TASK OBJECTIVE:
Every entry must be duplicated precisely as written.

— START OF INPUT DATA —

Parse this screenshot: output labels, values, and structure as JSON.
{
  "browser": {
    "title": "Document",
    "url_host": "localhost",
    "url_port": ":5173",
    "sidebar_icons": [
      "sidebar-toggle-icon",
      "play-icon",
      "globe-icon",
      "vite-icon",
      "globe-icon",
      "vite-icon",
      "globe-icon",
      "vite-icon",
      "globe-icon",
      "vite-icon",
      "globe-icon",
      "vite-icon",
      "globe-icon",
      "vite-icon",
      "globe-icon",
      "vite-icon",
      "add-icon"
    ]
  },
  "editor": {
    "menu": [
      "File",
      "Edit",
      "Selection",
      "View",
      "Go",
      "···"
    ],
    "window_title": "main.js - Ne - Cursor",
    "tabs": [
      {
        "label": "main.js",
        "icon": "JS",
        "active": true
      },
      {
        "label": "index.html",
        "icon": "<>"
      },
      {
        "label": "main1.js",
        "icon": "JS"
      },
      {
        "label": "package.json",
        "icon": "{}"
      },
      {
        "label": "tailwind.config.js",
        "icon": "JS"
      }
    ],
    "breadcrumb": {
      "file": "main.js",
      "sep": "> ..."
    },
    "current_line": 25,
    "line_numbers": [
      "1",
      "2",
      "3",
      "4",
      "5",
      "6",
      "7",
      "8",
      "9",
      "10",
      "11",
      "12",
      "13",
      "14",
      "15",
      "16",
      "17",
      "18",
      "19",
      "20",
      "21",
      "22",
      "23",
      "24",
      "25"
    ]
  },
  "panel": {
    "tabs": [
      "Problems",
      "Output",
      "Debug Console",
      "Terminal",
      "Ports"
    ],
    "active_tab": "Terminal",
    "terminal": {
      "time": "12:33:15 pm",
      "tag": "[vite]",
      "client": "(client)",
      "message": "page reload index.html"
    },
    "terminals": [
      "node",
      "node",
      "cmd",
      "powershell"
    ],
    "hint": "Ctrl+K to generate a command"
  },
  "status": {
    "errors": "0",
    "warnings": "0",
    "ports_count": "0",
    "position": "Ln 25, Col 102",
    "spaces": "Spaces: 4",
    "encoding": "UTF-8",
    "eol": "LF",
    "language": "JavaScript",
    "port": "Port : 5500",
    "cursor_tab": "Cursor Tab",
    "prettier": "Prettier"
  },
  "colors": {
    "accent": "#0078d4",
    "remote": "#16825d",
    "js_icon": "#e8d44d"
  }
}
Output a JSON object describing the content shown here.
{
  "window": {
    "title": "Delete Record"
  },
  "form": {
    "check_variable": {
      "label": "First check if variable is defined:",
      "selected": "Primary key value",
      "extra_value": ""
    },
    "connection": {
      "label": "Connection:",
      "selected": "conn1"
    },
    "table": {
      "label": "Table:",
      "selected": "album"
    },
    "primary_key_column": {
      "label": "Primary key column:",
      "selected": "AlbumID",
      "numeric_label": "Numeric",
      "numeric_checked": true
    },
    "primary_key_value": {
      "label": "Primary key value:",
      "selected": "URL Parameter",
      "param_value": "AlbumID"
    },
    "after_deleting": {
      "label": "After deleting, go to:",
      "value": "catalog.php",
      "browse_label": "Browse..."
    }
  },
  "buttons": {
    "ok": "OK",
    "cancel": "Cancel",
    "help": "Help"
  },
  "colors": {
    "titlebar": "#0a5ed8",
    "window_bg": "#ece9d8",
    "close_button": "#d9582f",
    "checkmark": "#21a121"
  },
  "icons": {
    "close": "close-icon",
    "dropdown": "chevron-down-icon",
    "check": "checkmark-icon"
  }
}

— END OF INPUT DATA —

RESPONSE TO THIS EXERCISE:
Parse this screenshot: output labels, values, and structure as JSON.
{
  "browser": {
    "title": "Document",
    "url_host": "localhost",
    "url_port": ":5173",
    "sidebar_icons": [
      "sidebar-toggle-icon",
      "play-icon",
      "globe-icon",
      "vite-icon",
      "globe-icon",
      "vite-icon",
      "globe-icon",
      "vite-icon",
      "globe-icon",
      "vite-icon",
      "globe-icon",
      "vite-icon",
      "globe-icon",
      "vite-icon",
      "globe-icon",
      "vite-icon",
      "add-icon"
    ]
  },
  "editor": {
    "menu": [
      "File",
      "Edit",
      "Selection",
      "View",
      "Go",
      "···"
    ],
    "window_title": "main.js - Ne - Cursor",
    "tabs": [
      {
        "label": "main.js",
        "icon": "JS",
        "active": true
      },
      {
        "label": "index.html",
        "icon": "<>"
      },
      {
        "label": "main1.js",
        "icon": "JS"
      },
      {
        "label": "package.json",
        "icon": "{}"
      },
      {
        "label": "tailwind.config.js",
        "icon": "JS"
      }
    ],
    "breadcrumb": {
      "file": "main.js",
      "sep": "> ..."
    },
    "current_line": 25,
    "line_numbers": [
      "1",
      "2",
      "3",
      "4",
      "5",
      "6",
      "7",
      "8",
      "9",
      "10",
      "11",
      "12",
      "13",
      "14",
      "15",
      "16",
      "17",
      "18",
      "19",
      "20",
      "21",
      "22",
      "23",
      "24",
      "25"
    ]
  },
  "panel": {
    "tabs": [
      "Problems",
      "Output",
      "Debug Console",
      "Terminal",
      "Ports"
    ],
    "active_tab": "Terminal",
    "terminal": {
      "time": "12:33:15 pm",
      "tag": "[vite]",
      "client": "(client)",
      "message": "page reload index.html"
    },
    "terminals": [
      "node",
      "node",
      "cmd",
      "powershell"
    ],
    "hint": "Ctrl+K to generate a command"
  },
  "status": {
    "errors": "0",
    "warnings": "0",
    "ports_count": "0",
    "position": "Ln 25, Col 102",
    "spaces": "Spaces: 4",
    "encoding": "UTF-8",
    "eol": "LF",
    "language": "JavaScript",
    "port": "Port : 5500",
    "cursor_tab": "Cursor Tab",
    "prettier": "Prettier"
  },
  "colors": {
    "accent": "#0078d4",
    "remote": "#16825d",
    "js_icon": "#e8d44d"
  }
}
Output a JSON object describing the content shown here.
{
  "window": {
    "title": "Delete Record"
  },
  "form": {
    "check_variable": {
      "label": "First check if variable is defined:",
      "selected": "Primary key value",
      "extra_value": ""
    },
    "connection": {
      "label": "Connection:",
      "selected": "conn1"
    },
    "table": {
      "label": "Table:",
      "selected": "album"
    },
    "primary_key_column": {
      "label": "Primary key column:",
      "selected": "AlbumID",
      "numeric_label": "Numeric",
      "numeric_checked": true
    },
    "primary_key_value": {
      "label": "Primary key value:",
      "selected": "URL Parameter",
      "param_value": "AlbumID"
    },
    "after_deleting": {
      "label": "After deleting, go to:",
      "value": "catalog.php",
      "browse_label": "Browse..."
    }
  },
  "buttons": {
    "ok": "OK",
    "cancel": "Cancel",
    "help": "Help"
  },
  "colors": {
    "titlebar": "#0a5ed8",
    "window_bg": "#ece9d8",
    "close_button": "#d9582f",
    "checkmark": "#21a121"
  },
  "icons": {
    "close": "close-icon",
    "dropdown": "chevron-down-icon",
    "check": "checkmark-icon"
  }
}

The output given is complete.